- EXERCISE PROMPT -
In the entries that follow, count each line containing "Midlands" and state the total, nothing more.

- PROVIDED RECORDS -
########
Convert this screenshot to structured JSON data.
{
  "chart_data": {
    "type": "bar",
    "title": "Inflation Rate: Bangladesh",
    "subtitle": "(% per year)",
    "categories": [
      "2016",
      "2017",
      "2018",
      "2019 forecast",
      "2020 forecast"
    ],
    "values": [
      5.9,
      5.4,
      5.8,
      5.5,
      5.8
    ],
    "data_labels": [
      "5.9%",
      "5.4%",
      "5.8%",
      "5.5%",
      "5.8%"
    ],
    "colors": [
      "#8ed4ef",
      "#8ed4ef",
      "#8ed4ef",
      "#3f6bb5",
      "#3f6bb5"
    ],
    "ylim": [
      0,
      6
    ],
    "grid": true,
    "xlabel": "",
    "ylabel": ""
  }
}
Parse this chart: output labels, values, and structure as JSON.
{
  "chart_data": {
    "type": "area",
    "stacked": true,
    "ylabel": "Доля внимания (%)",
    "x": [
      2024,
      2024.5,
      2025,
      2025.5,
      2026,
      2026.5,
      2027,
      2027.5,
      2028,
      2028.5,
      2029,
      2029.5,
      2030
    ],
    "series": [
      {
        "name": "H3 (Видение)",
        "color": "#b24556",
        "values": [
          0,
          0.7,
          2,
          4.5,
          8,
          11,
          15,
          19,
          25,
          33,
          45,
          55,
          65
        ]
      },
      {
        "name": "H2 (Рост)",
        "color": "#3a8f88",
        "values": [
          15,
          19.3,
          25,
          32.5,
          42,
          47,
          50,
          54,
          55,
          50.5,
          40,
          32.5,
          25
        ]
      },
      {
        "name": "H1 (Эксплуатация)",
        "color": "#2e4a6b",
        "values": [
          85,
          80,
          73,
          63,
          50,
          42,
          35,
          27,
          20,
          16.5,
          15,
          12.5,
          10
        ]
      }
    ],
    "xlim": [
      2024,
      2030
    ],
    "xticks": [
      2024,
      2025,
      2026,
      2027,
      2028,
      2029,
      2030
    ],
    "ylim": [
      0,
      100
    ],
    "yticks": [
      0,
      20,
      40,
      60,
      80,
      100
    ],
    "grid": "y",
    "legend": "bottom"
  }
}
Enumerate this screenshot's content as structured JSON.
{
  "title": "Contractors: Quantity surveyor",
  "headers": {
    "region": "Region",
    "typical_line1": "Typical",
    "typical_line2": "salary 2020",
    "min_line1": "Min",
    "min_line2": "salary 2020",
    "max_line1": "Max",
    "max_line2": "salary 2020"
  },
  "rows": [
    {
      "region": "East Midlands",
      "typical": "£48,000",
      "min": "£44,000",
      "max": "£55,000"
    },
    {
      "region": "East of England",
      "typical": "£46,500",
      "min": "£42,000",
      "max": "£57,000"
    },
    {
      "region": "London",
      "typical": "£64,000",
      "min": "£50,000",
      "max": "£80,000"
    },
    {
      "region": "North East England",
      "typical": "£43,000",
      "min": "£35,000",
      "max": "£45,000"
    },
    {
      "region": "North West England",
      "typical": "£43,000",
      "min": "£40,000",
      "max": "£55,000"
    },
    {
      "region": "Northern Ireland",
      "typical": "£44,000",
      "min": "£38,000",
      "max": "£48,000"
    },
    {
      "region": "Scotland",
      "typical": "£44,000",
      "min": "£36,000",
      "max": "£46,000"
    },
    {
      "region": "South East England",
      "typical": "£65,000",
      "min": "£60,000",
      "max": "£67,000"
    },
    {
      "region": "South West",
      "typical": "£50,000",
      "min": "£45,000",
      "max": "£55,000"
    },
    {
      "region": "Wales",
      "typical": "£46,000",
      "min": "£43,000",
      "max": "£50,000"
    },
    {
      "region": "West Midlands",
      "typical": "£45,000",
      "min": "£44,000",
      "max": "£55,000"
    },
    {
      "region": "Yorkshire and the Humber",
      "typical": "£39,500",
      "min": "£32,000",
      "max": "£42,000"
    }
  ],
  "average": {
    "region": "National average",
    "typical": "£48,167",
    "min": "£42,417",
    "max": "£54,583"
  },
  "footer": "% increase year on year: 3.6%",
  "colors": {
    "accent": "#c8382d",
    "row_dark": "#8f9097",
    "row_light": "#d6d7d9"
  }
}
########
- FINISHED ANSWER -
2